* [Stored items from a collection]
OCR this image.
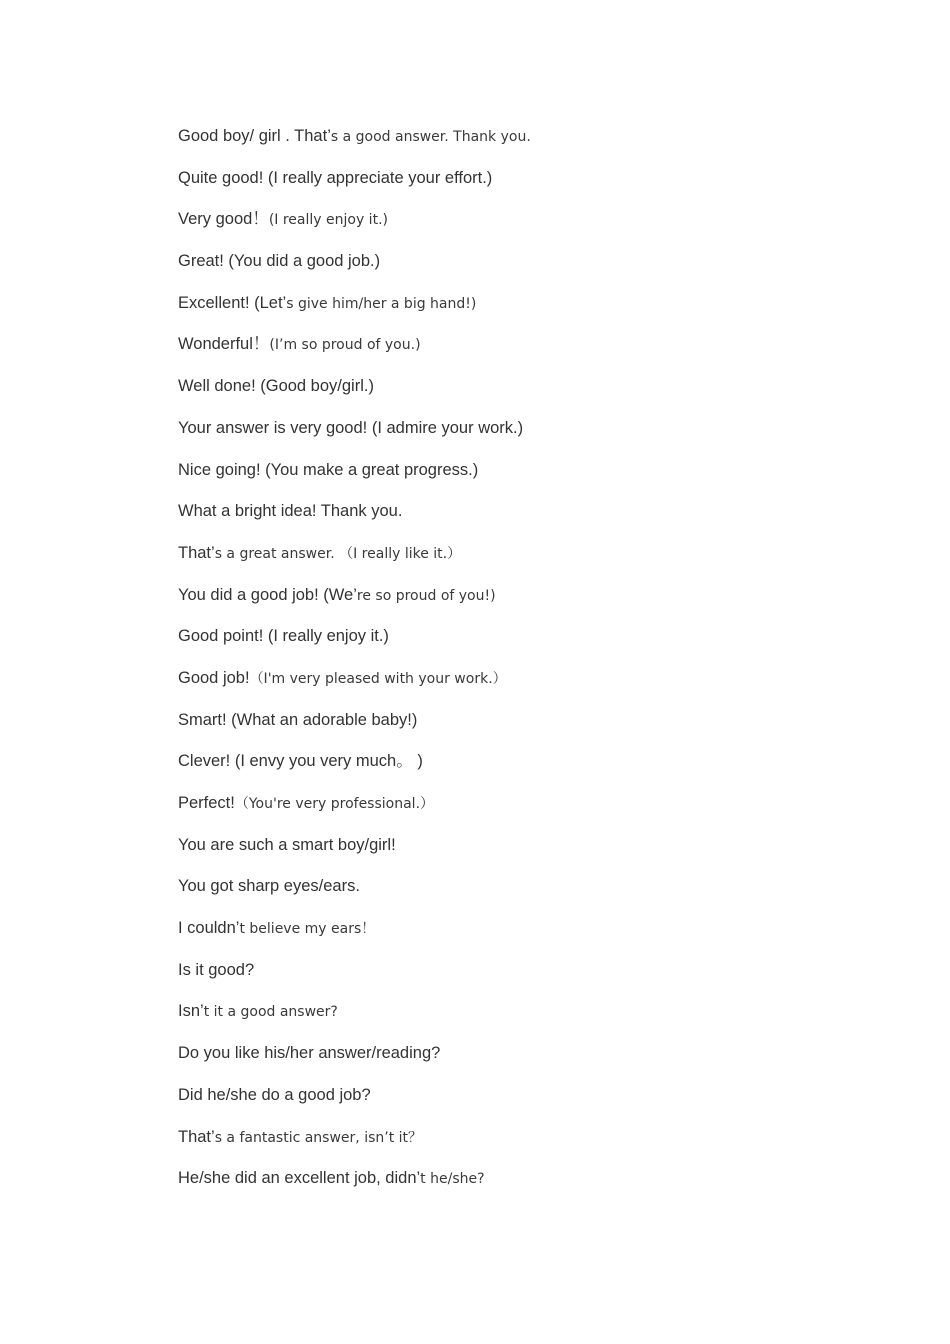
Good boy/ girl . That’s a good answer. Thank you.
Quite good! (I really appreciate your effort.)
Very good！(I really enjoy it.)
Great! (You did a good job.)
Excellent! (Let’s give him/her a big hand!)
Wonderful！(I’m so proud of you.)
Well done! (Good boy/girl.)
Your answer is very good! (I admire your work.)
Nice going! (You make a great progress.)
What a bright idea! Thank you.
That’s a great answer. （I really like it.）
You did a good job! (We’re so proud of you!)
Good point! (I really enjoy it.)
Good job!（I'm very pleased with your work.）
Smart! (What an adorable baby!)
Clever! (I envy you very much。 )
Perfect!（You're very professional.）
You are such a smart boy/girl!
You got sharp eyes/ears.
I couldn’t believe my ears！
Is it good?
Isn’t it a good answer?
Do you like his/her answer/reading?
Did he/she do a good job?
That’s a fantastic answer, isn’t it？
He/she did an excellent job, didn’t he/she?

--

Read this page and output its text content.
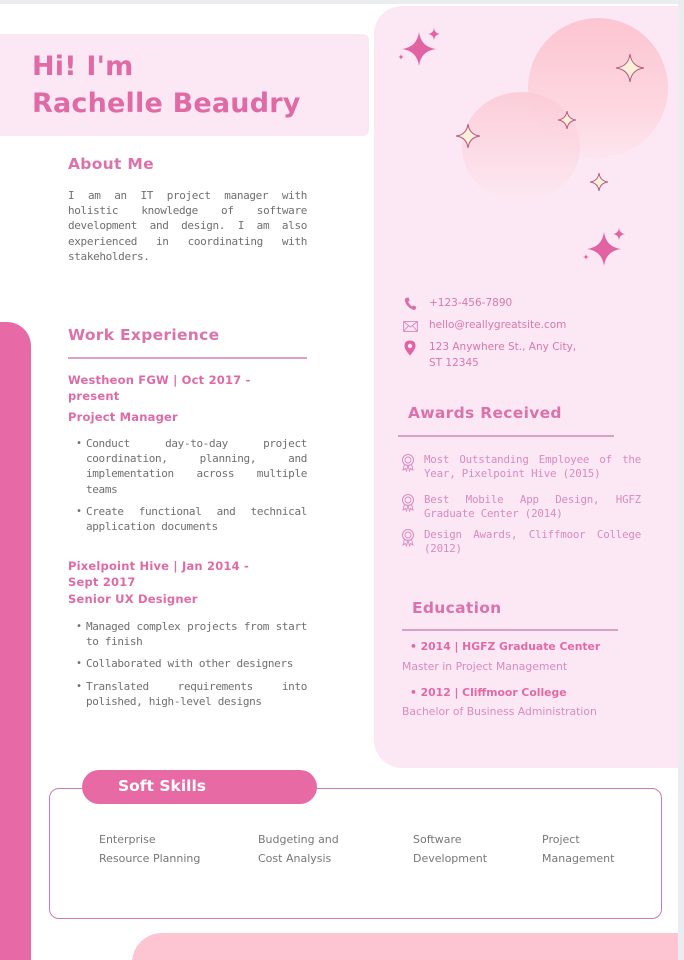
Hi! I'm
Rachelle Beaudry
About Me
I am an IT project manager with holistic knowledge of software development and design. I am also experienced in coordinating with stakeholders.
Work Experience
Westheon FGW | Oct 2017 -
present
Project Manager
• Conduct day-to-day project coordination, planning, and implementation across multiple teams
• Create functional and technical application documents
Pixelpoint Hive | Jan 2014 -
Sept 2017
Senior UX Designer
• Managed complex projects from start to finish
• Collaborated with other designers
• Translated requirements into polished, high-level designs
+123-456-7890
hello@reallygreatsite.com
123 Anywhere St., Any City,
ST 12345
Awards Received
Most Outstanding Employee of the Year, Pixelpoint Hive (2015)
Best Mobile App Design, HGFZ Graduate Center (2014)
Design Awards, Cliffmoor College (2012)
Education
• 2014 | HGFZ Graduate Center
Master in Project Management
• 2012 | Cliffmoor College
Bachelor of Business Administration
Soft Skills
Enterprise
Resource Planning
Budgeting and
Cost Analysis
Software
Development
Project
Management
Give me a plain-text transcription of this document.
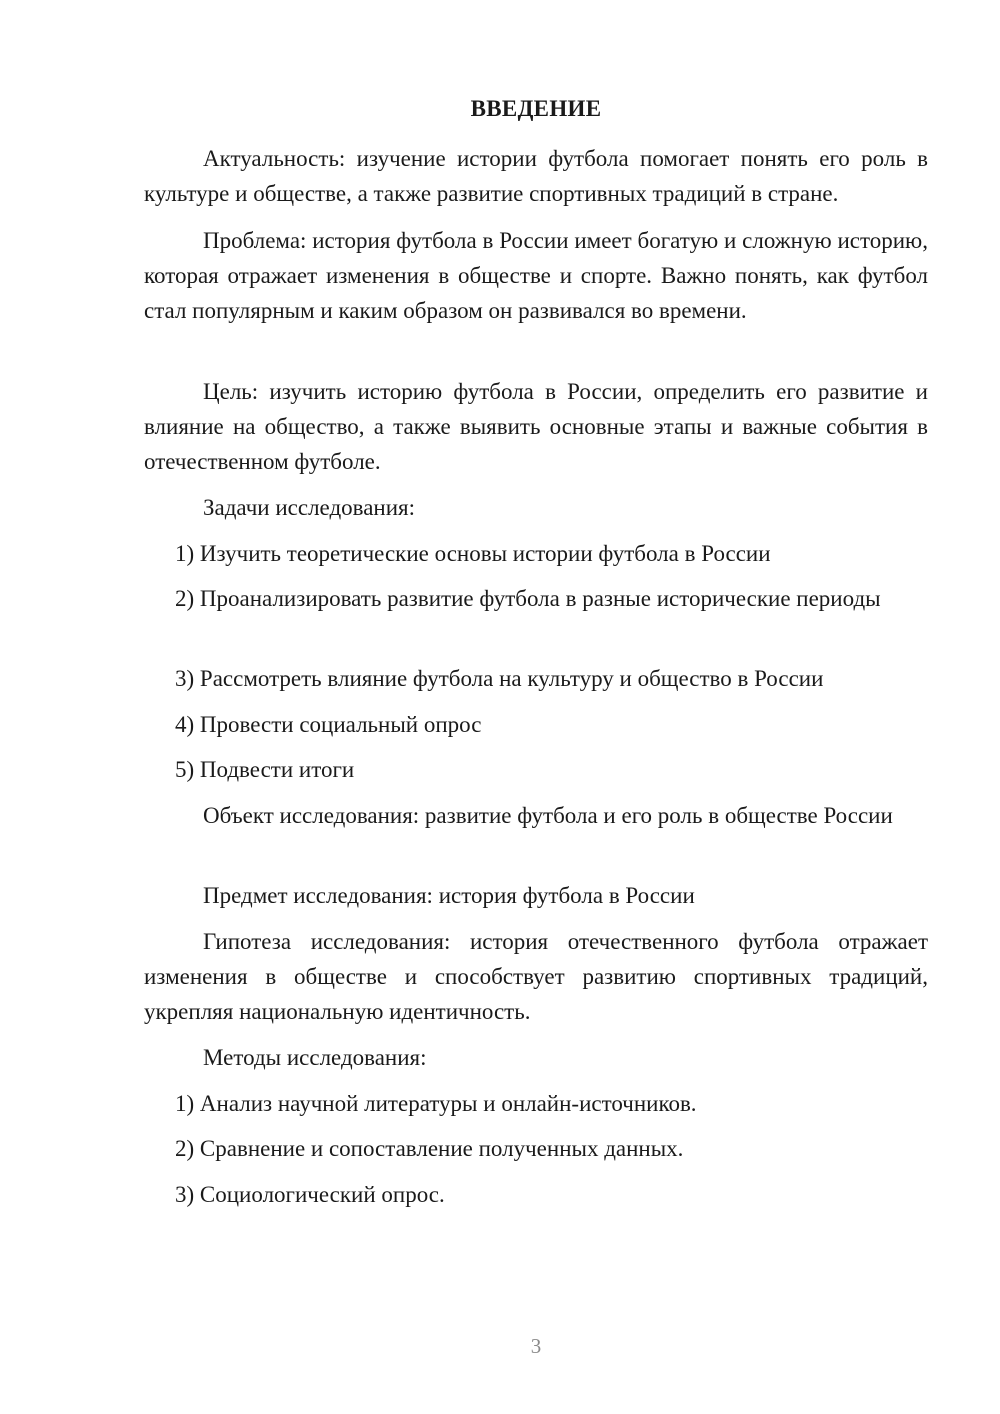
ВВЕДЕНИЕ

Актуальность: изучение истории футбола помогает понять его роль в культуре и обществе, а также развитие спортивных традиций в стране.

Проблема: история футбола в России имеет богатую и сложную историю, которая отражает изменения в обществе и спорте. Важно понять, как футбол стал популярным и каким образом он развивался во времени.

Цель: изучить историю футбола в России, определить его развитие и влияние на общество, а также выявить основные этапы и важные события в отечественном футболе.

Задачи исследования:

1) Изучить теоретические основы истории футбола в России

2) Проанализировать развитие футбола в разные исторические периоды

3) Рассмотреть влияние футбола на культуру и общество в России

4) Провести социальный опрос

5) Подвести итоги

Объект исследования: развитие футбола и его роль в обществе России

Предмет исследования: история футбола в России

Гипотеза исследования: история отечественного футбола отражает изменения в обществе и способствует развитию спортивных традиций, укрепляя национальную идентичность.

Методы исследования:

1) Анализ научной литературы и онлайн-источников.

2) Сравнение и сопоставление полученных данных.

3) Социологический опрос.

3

* [WHAT THE TASK ASKS] Where a line holds the string "ears", copy that line.

* [RESULT]
You got sharp eyes/ears.
I couldn’t believe my ears！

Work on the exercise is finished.